▶ Aim:
Repeat every line below exactly as it reads.

[Figure collection entries]
::::

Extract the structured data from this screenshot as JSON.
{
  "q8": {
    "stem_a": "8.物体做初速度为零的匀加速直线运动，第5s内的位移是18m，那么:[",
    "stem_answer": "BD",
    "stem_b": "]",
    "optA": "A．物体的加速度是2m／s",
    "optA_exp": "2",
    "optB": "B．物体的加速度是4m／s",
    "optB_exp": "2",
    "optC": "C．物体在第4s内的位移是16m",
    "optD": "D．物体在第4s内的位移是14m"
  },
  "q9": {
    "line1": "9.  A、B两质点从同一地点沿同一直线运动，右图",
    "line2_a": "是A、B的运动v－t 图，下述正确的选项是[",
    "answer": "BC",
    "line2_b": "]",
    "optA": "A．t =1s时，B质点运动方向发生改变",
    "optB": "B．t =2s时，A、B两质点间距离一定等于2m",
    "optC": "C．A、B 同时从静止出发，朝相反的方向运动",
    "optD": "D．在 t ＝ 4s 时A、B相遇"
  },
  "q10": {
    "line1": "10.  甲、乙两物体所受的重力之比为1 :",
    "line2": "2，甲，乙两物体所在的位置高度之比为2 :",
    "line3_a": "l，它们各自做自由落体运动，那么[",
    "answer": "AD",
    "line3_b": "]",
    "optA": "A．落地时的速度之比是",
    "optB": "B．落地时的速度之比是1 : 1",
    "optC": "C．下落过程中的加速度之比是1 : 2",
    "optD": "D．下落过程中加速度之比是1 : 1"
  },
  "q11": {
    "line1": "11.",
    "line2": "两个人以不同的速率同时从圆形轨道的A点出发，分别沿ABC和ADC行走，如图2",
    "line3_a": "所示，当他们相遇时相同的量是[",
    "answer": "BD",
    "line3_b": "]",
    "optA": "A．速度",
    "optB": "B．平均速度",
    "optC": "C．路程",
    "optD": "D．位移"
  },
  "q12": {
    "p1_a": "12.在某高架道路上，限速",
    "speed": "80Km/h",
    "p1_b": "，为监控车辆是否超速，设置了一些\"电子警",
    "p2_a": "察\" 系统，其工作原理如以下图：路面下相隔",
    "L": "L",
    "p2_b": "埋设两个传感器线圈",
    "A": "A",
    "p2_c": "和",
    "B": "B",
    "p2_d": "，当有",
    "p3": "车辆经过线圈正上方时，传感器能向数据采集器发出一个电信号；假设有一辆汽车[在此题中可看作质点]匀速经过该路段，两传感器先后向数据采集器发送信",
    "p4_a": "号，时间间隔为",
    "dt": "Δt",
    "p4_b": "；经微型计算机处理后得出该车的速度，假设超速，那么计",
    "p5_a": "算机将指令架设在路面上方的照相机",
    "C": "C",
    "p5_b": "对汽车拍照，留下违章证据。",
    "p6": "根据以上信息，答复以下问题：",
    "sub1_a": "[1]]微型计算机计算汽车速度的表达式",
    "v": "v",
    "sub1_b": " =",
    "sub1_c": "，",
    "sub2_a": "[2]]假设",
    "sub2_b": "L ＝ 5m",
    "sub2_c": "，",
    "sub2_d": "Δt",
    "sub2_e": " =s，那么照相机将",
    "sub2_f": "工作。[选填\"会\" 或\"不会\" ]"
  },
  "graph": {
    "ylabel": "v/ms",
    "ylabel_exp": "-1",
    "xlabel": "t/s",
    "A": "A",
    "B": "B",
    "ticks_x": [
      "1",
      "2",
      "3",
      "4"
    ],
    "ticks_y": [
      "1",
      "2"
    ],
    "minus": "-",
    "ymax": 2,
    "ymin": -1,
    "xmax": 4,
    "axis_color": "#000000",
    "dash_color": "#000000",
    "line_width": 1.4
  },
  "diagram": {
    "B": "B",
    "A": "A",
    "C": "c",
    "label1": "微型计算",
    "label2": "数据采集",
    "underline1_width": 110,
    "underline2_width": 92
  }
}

::::

▶ Answer to this task:
Extract the structured data from this screenshot as JSON.
{
  "q8": {
    "stem_a": "8.物体做初速度为零的匀加速直线运动，第5s内的位移是18m，那么:[",
    "stem_answer": "BD",
    "stem_b": "]",
    "optA": "A．物体的加速度是2m／s",
    "optA_exp": "2",
    "optB": "B．物体的加速度是4m／s",
    "optB_exp": "2",
    "optC": "C．物体在第4s内的位移是16m",
    "optD": "D．物体在第4s内的位移是14m"
  },
  "q9": {
    "line1": "9.  A、B两质点从同一地点沿同一直线运动，右图",
    "line2_a": "是A、B的运动v－t 图，下述正确的选项是[",
    "answer": "BC",
    "line2_b": "]",
    "optA": "A．t =1s时，B质点运动方向发生改变",
    "optB": "B．t =2s时，A、B两质点间距离一定等于2m",
    "optC": "C．A、B 同时从静止出发，朝相反的方向运动",
    "optD": "D．在 t ＝ 4s 时A、B相遇"
  },
  "q10": {
    "line1": "10.  甲、乙两物体所受的重力之比为1 :",
    "line2": "2，甲，乙两物体所在的位置高度之比为2 :",
    "line3_a": "l，它们各自做自由落体运动，那么[",
    "answer": "AD",
    "line3_b": "]",
    "optA": "A．落地时的速度之比是",
    "optB": "B．落地时的速度之比是1 : 1",
    "optC": "C．下落过程中的加速度之比是1 : 2",
    "optD": "D．下落过程中加速度之比是1 : 1"
  },
  "q11": {
    "line1": "11.",
    "line2": "两个人以不同的速率同时从圆形轨道的A点出发，分别沿ABC和ADC行走，如图2",
    "line3_a": "所示，当他们相遇时相同的量是[",
    "answer": "BD",
    "line3_b": "]",
    "optA": "A．速度",
    "optB": "B．平均速度",
    "optC": "C．路程",
    "optD": "D．位移"
  },
  "q12": {
    "p1_a": "12.在某高架道路上，限速",
    "speed": "80Km/h",
    "p1_b": "，为监控车辆是否超速，设置了一些\"电子警",
    "p2_a": "察\" 系统，其工作原理如以下图：路面下相隔",
    "L": "L",
    "p2_b": "埋设两个传感器线圈",
    "A": "A",
    "p2_c": "和",
    "B": "B",
    "p2_d": "，当有",
    "p3": "车辆经过线圈正上方时，传感器能向数据采集器发出一个电信号；假设有一辆汽车[在此题中可看作质点]匀速经过该路段，两传感器先后向数据采集器发送信",
    "p4_a": "号，时间间隔为",
    "dt": "Δt",
    "p4_b": "；经微型计算机处理后得出该车的速度，假设超速，那么计",
    "p5_a": "算机将指令架设在路面上方的照相机",
    "C": "C",
    "p5_b": "对汽车拍照，留下违章证据。",
    "p6": "根据以上信息，答复以下问题：",
    "sub1_a": "[1]]微型计算机计算汽车速度的表达式",
    "v": "v",
    "sub1_b": " =",
    "sub1_c": "，",
    "sub2_a": "[2]]假设",
    "sub2_b": "L ＝ 5m",
    "sub2_c": "，",
    "sub2_d": "Δt",
    "sub2_e": " =s，那么照相机将",
    "sub2_f": "工作。[选填\"会\" 或\"不会\" ]"
  },
  "graph": {
    "ylabel": "v/ms",
    "ylabel_exp": "-1",
    "xlabel": "t/s",
    "A": "A",
    "B": "B",
    "ticks_x": [
      "1",
      "2",
      "3",
      "4"
    ],
    "ticks_y": [
      "1",
      "2"
    ],
    "minus": "-",
    "ymax": 2,
    "ymin": -1,
    "xmax": 4,
    "axis_color": "#000000",
    "dash_color": "#000000",
    "line_width": 1.4
  },
  "diagram": {
    "B": "B",
    "A": "A",
    "C": "c",
    "label1": "微型计算",
    "label2": "数据采集",
    "underline1_width": 110,
    "underline2_width": 92
  }
}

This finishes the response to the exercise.